Tuesday, 15 December 2009

Looking for the Lost

By four o'clock a thick mist had hidden the hills. And at four-thirty, in the only grocer's shop I found to rest in that cold August day, I came face to face with one of the unlikeliest creatures you can encounter nowadays in the hinterland of Japan.
She was an unmarried college graduate, twenty-two or three, very bright and very pretty, who, despite studying for two years in Tokyo and working for another year at a day-care center in Miyazaki city, had come back to live with her aging parents on the shore of this lake in the middle of nowhere and help them run their shop. It was a move that almost anyone in her position, with her attractions, would have resisted, even though her mother was ill, she told me, and spent most of her time asleep. But the young woman looked content with her situation; or at least she looked more content than her father, who sat on the raised tatami of his living room, glaring suspiciously at us through his open screens for the entire time that I hung about his shop, which was as long as I could realistically make two large bottles of beer last, all ready to leap out and separate us at the first sign I displayed of committing aggravated rape.

[Collected data entries]
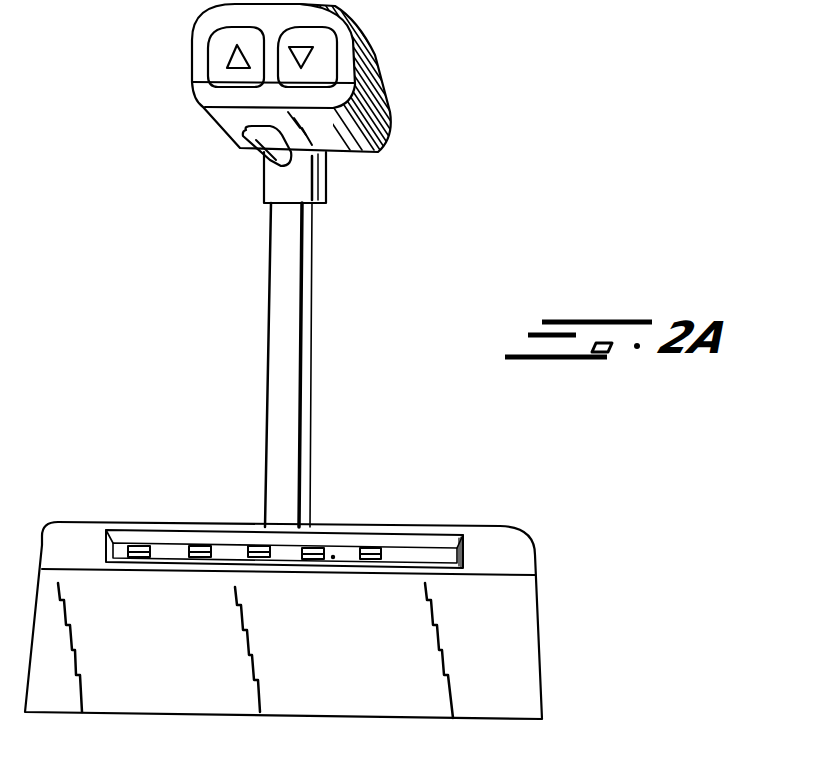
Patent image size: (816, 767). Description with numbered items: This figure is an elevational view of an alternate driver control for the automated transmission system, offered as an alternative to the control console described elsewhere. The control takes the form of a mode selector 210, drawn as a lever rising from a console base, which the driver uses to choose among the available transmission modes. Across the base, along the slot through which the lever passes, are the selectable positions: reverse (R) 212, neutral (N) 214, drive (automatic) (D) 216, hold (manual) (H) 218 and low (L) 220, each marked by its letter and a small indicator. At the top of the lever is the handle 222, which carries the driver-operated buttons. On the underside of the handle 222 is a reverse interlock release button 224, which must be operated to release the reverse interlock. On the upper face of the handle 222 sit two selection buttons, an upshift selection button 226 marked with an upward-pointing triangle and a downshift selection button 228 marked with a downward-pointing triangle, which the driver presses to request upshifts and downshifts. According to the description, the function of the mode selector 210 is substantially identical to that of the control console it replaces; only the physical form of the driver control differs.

The mode selector 210 is at (395, 94).
The reverse (R) position 212 is at (142, 558).
The neutral (N) position 214 is at (202, 558).
The drive (automatic) (D) position 216 is at (260, 558).
The hold (manual) (H) position 218 is at (313, 560).
The low (L) position 220 is at (368, 560).
The handle 222 is at (185, 66).
The reverse interlock release button 224 is at (264, 159).
The upshift selection button 226 is at (228, 40).
The downshift selection button 228 is at (304, 43).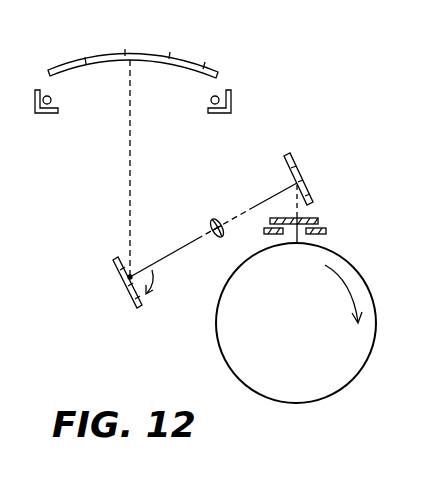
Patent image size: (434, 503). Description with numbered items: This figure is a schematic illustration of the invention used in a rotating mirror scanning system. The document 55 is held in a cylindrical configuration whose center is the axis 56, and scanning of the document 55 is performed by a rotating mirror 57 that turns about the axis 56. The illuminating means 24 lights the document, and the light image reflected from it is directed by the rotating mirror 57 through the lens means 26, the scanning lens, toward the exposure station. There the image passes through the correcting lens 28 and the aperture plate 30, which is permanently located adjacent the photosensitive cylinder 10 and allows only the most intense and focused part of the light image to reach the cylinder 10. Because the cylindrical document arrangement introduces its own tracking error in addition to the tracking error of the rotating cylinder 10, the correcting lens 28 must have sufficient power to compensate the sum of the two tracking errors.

The cylinder 10 is at (216, 350).
The illuminating means 24 is at (240, 108).
The lens means 26 is at (230, 212).
The correcting lens 28 is at (318, 217).
The aperture plate 30 is at (327, 231).
The document 55 is at (197, 70).
The axis 56 is at (133, 274).
The rotating mirror 57 is at (120, 298).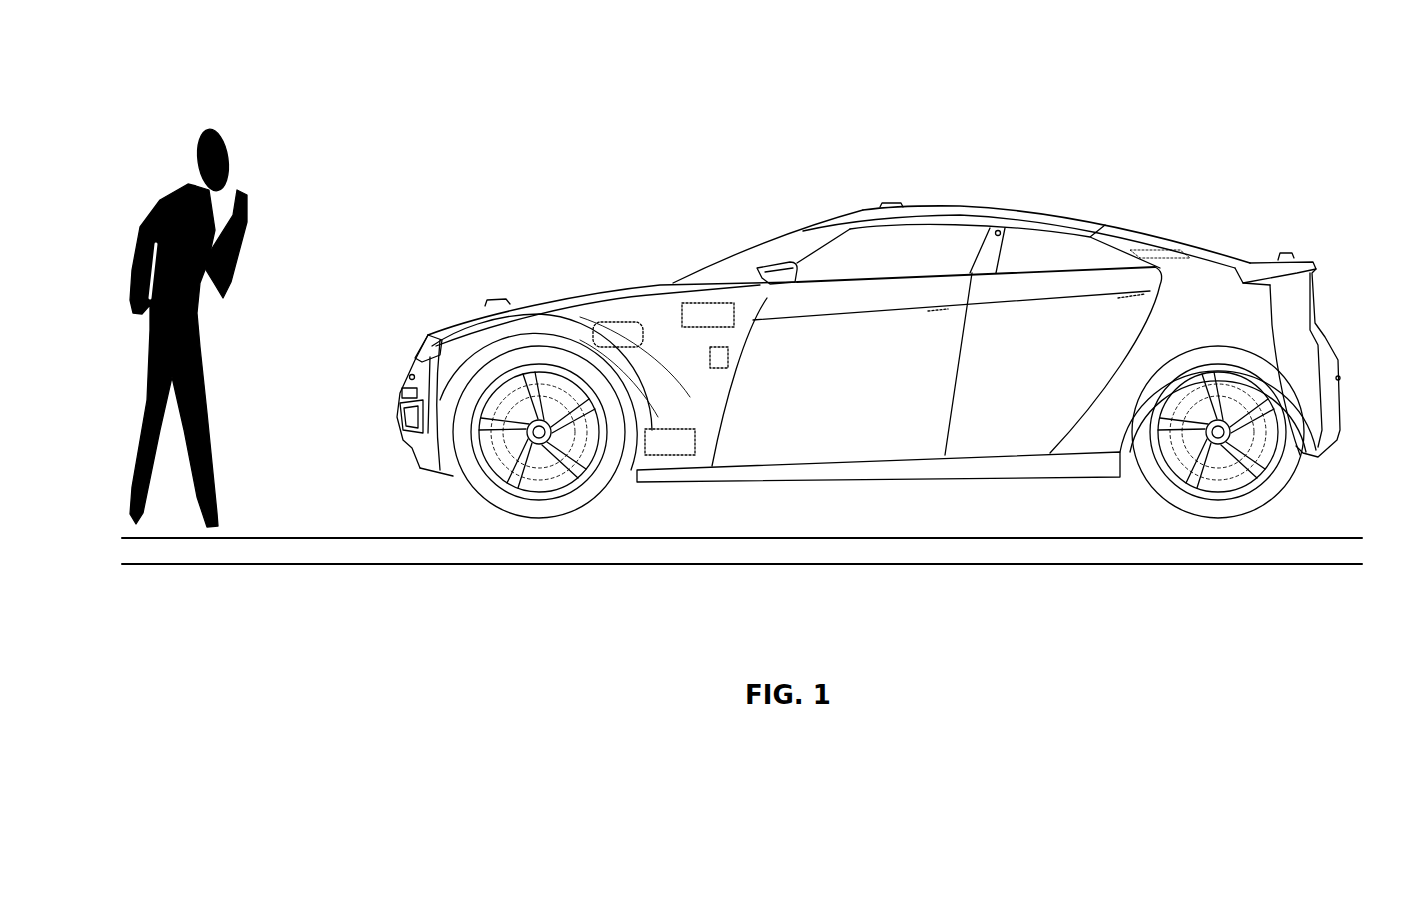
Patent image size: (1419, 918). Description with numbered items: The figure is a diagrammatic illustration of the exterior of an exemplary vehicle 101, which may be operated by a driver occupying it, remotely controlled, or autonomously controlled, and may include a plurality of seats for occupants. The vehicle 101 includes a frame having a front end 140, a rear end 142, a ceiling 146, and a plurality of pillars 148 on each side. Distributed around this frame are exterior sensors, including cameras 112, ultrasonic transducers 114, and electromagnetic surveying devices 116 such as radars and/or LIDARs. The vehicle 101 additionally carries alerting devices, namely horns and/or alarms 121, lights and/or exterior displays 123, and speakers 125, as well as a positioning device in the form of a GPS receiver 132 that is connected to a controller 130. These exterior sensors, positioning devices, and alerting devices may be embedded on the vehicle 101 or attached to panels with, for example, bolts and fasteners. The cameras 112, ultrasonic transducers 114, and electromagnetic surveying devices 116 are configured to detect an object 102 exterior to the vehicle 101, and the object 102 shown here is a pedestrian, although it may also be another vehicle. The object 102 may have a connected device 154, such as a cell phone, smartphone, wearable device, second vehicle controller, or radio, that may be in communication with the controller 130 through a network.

The vehicle 101 is at (892, 65).
The object 102 is at (198, 82).
The cameras 112 is at (1001, 233).
The ultrasonic transducers 114 is at (497, 298).
The electromagnetic surveying devices 116 is at (893, 201).
The horns and/or alarms 121 is at (620, 318).
The lights and/or exterior displays 123 is at (424, 337).
The speakers 125 is at (732, 361).
The controller 130 is at (704, 299).
The GPS receiver 132 is at (668, 456).
The front end 140 is at (596, 286).
The rear end 142 is at (1300, 232).
The ceiling 146 is at (1056, 208).
The pillars 148 is at (985, 277).
The mobile device 154 is at (240, 185).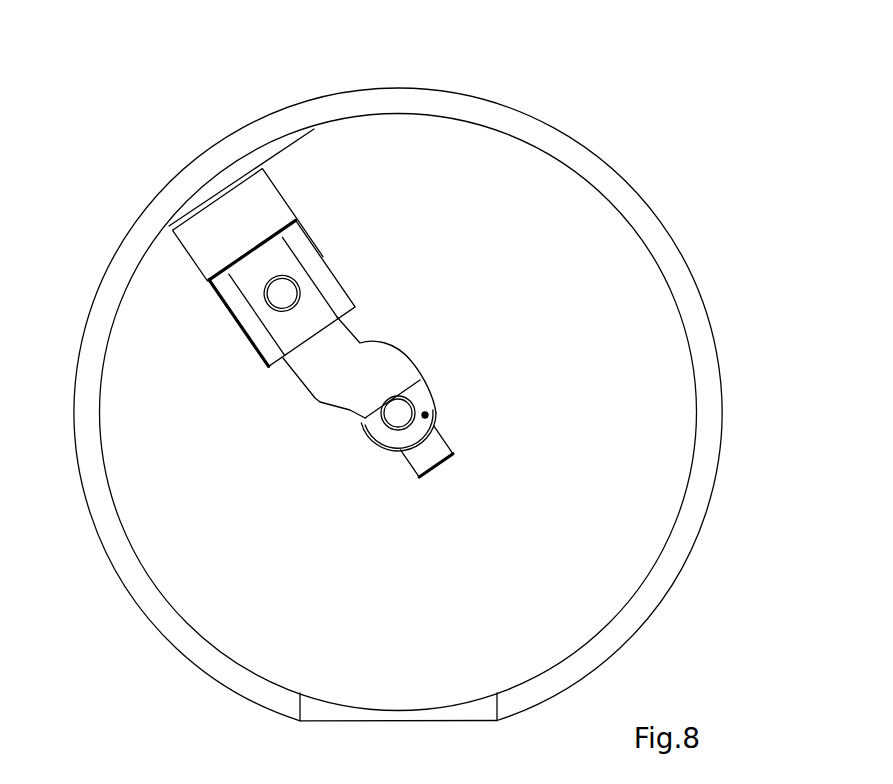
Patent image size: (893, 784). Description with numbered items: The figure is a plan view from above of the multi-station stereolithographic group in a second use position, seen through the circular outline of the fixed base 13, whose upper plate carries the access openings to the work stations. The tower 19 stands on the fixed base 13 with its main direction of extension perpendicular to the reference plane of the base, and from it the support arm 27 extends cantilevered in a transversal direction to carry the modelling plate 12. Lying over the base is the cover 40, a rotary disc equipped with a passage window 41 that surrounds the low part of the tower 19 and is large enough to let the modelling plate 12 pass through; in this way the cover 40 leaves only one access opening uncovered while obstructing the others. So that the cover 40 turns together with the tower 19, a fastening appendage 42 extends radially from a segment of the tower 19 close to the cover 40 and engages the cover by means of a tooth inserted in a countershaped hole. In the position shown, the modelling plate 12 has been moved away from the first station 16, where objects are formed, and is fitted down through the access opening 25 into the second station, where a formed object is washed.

The modelling plate 12 is at (322, 257).
The fixed base 13 is at (722, 403).
The first station 16 is at (241, 143).
The tower 19 is at (427, 415).
The access opening 25 is at (198, 263).
The support arm 27 is at (320, 363).
The cover 40 is at (640, 340).
The passage window 41 is at (184, 250).
The fastening appendage 42 is at (430, 457).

Task 1:
In the travel essay "Looking for the Lost," where did the young woman work for a year before she moved back with her parents?
Task 2:
Pick up the travel essay "Looking for the Lost" right after its final sentence and keep writing.

Exercise response 1:
At a day-care center in Miyazaki city.

Exercise response 2:
"Aren't you bored here?" I asked the pretty young woman.
"Oh," she said, "I was born here, you see." Then she added, as though it explained the whole of life, "And there are fireworks in the summer."
. . . .

"What do you dislike most about this place?"
"The mosquitoes," she said brightly. "They're so big and black. Don't you think they are so big and black?"
I hadn't noticed any, I confessed, and she giggled. So I took my eyes off her face for a second and glanced around the shop for mosquitoes, and saw three of them, black and silent, feasting serenely between my knuckles.
I had better stay at the Fujiya Business Hotel, the pretty young woman told me. That's where she would stay if she were me. It was about three kilometers further up the road in the village of Murasho. Of course there was an old-fashioned ryokan as well, for men who came to fish in the lake. But a person of my tastes, accustomed to city life like she was, well, I should stay at the Fujiya Business Hotel. What on earth had they built a business hotel for, out here among these dams and mists? Oh, that was simply what they called it. It was more like a pension really, with a coffee shop downstairs and a few small bedrooms with showers. Sometimes she went to the coffee shop. There were no other coffee shops for miles and miles. Yes, sometimes she went to drink milk tea there. She would stay at the Fujiya, without a doubt, if she were me.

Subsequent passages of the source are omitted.